Identify and pull out each line of the entries in which "资讯速览" occurs.

**STORED ROWS**:
----------

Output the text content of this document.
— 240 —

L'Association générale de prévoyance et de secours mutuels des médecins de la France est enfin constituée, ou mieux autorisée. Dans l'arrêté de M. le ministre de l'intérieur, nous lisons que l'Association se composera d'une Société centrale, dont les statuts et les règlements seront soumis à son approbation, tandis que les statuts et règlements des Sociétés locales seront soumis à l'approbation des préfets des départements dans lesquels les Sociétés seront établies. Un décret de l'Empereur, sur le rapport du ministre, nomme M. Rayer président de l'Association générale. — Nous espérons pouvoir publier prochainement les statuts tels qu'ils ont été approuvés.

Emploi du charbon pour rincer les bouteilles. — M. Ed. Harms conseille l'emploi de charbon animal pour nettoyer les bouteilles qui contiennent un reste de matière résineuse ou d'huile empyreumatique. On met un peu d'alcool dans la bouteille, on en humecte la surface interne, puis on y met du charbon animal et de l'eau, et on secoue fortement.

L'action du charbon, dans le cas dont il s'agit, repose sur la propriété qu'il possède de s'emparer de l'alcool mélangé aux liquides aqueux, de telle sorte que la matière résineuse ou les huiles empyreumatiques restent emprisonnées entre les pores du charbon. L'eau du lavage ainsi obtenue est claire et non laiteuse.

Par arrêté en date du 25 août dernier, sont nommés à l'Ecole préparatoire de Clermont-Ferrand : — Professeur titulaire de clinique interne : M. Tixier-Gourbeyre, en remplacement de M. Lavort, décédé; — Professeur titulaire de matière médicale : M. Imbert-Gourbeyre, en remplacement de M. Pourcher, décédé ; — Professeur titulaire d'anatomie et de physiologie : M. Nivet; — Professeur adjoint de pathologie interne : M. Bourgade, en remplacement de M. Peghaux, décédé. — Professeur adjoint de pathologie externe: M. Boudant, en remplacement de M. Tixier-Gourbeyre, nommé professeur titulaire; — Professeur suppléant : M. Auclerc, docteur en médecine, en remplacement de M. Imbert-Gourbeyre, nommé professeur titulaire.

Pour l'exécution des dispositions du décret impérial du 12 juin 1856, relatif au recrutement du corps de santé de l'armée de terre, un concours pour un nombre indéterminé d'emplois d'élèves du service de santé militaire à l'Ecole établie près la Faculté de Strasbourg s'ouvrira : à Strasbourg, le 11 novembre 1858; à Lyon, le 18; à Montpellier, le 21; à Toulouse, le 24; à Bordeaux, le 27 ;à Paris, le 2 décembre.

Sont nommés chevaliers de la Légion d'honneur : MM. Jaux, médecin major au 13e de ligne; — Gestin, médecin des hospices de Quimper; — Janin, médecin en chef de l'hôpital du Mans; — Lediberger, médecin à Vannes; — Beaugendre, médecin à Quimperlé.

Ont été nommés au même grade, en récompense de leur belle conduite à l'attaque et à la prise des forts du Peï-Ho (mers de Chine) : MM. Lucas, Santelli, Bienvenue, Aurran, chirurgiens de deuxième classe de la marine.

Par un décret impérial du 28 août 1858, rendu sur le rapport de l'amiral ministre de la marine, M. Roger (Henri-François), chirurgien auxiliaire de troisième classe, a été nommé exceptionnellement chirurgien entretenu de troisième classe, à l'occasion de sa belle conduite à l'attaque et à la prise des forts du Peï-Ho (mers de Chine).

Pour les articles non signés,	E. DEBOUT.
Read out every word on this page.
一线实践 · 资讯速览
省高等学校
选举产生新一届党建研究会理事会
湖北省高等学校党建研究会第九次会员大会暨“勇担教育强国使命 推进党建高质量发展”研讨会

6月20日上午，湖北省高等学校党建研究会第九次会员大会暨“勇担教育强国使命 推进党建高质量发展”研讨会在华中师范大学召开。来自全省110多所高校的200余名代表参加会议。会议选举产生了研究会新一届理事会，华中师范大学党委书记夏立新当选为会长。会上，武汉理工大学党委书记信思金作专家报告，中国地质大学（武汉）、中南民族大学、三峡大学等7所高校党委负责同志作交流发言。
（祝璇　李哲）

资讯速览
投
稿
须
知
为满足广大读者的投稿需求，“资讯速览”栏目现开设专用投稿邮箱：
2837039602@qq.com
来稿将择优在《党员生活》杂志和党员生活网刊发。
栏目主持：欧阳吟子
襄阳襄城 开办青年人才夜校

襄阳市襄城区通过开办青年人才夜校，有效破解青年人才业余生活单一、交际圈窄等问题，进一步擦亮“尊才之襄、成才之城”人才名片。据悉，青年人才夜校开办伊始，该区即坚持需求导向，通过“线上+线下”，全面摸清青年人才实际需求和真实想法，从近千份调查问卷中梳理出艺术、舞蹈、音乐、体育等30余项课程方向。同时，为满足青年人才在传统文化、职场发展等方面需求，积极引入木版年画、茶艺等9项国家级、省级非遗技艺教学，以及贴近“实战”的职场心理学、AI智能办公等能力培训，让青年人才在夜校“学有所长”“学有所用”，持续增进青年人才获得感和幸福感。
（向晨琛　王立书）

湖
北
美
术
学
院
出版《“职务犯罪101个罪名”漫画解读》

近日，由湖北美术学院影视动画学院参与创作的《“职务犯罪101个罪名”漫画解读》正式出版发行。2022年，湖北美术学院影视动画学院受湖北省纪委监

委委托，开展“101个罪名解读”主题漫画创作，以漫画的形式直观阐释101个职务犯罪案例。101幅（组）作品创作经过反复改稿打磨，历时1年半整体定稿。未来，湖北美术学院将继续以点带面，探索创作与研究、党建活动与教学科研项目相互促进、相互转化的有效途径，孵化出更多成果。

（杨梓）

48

----------

**ANSWER FOR THIS EXERCISE**:
一线实践 · 资讯速览
资讯速览
为满足广大读者的投稿需求，“资讯速览”栏目现开设专用投稿邮箱：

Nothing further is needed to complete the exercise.